- _Written task_: Without the pictures, copy all the entries below exactly.

---+---

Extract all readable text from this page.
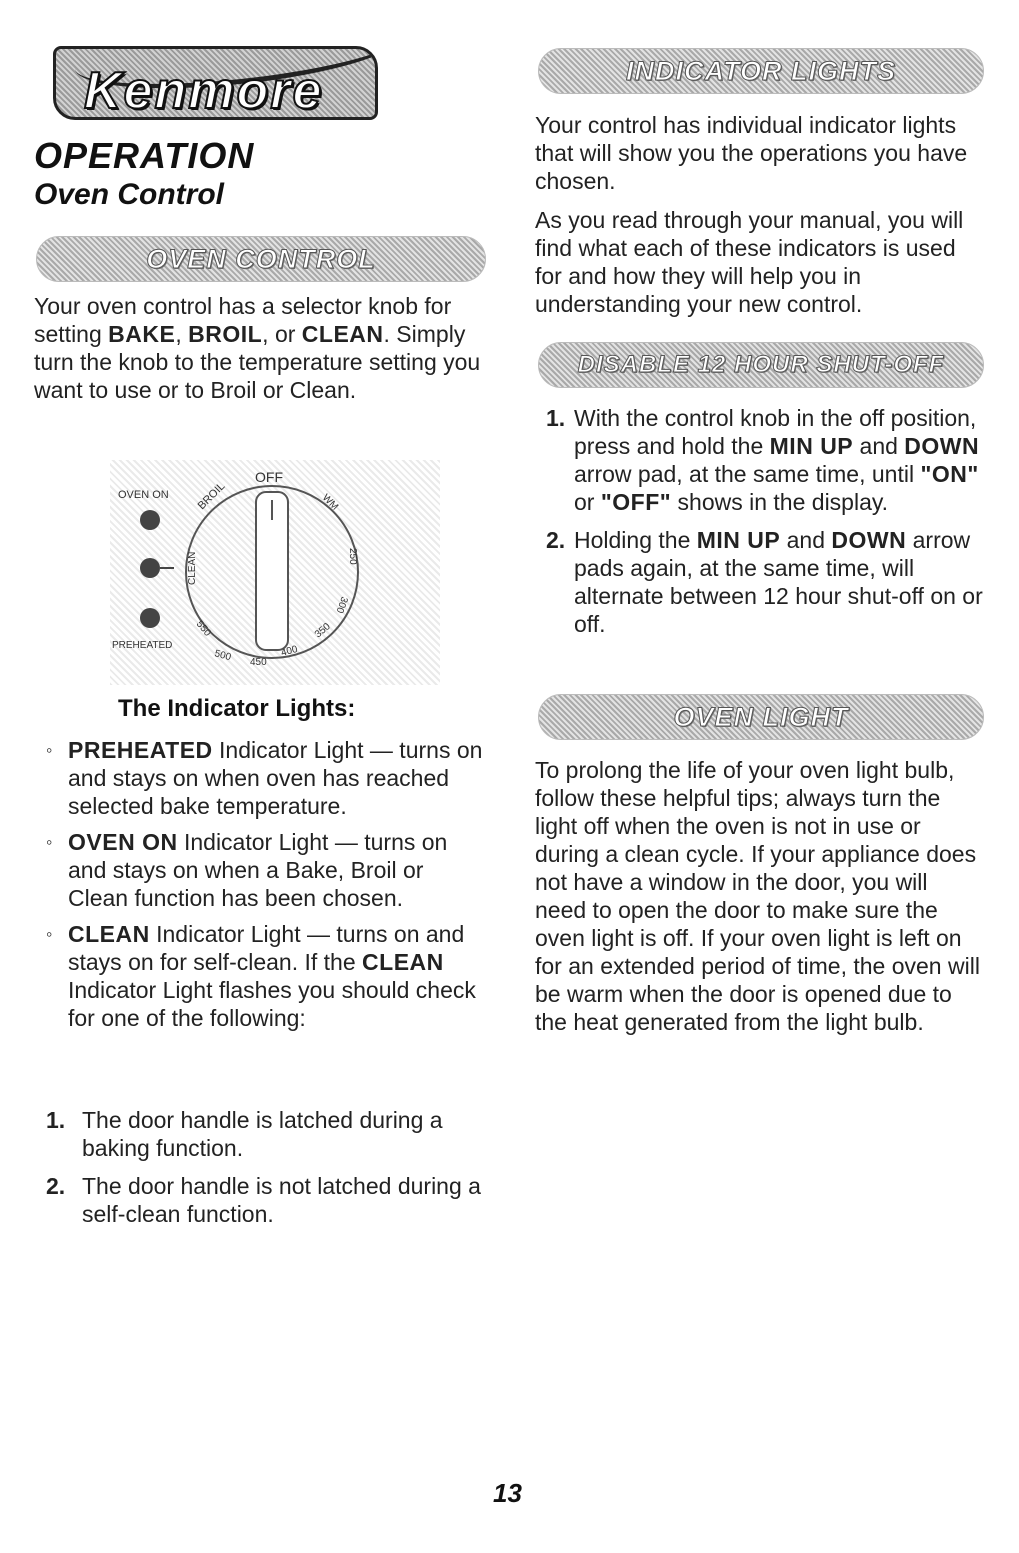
Kenmore
OPERATION
Oven Control
OVEN CONTROL

Your oven control has a selector knob for setting BAKE, BROIL, or CLEAN. Simply turn the knob to the temperature setting you want to use or to Broil or Clean.

OFF
OVEN ON
PREHEATED
BROIL
CLEAN
WM
250
300
350
400
450
500
550
The Indicator Lights:
◦ PREHEATED Indicator Light — turns on and stays on when oven has reached selected bake temperature.
◦ OVEN ON Indicator Light — turns on and stays on when a Bake, Broil or Clean function has been chosen.
◦ CLEAN Indicator Light — turns on and stays on for self-clean. If the CLEAN Indicator Light flashes you should check for one of the following:
1. The door handle is latched during a baking function.
2. The door handle is not latched during a self-clean function.
INDICATOR LIGHTS

Your control has individual indicator lights that will show you the operations you have chosen.

As you read through your manual, you will find what each of these indicators is used for and how they will help you in understanding your new control.

DISABLE 12 HOUR SHUT-OFF
1. With the control knob in the off position, press and hold the MIN UP and DOWN arrow pad, at the same time, until "ON" or "OFF" shows in the display.
2. Holding the MIN UP and DOWN arrow pads again, at the same time, will alternate between 12 hour shut-off on or off.
OVEN LIGHT

To prolong the life of your oven light bulb, follow these helpful tips; always turn the light off when the oven is not in use or during a clean cycle. If your appliance does not have a window in the door, you will need to open the door to make sure the oven light is off. If your oven light is left on for an extended period of time, the oven will be warm when the door is opened due to the heat generated from the light bulb.

13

---+---

- _Response to the task_:
Extract all readable text from this page.
Kenmore
OPERATION
Oven Control
OVEN CONTROL

Your oven control has a selector knob for setting BAKE, BROIL, or CLEAN. Simply turn the knob to the temperature setting you want to use or to Broil or Clean.

OFF
OVEN ON
PREHEATED
BROIL
CLEAN
WM
250
300
350
400
450
500
550
The Indicator Lights:
◦ PREHEATED Indicator Light — turns on and stays on when oven has reached selected bake temperature.
◦ OVEN ON Indicator Light — turns on and stays on when a Bake, Broil or Clean function has been chosen.
◦ CLEAN Indicator Light — turns on and stays on for self-clean. If the CLEAN Indicator Light flashes you should check for one of the following:
1. The door handle is latched during a baking function.
2. The door handle is not latched during a self-clean function.
INDICATOR LIGHTS

Your control has individual indicator lights that will show you the operations you have chosen.

As you read through your manual, you will find what each of these indicators is used for and how they will help you in understanding your new control.

DISABLE 12 HOUR SHUT-OFF
1. With the control knob in the off position, press and hold the MIN UP and DOWN arrow pad, at the same time, until "ON" or "OFF" shows in the display.
2. Holding the MIN UP and DOWN arrow pads again, at the same time, will alternate between 12 hour shut-off on or off.
OVEN LIGHT

To prolong the life of your oven light bulb, follow these helpful tips; always turn the light off when the oven is not in use or during a clean cycle. If your appliance does not have a window in the door, you will need to open the door to make sure the oven light is off. If your oven light is left on for an extended period of time, the oven will be warm when the door is opened due to the heat generated from the light bulb.

13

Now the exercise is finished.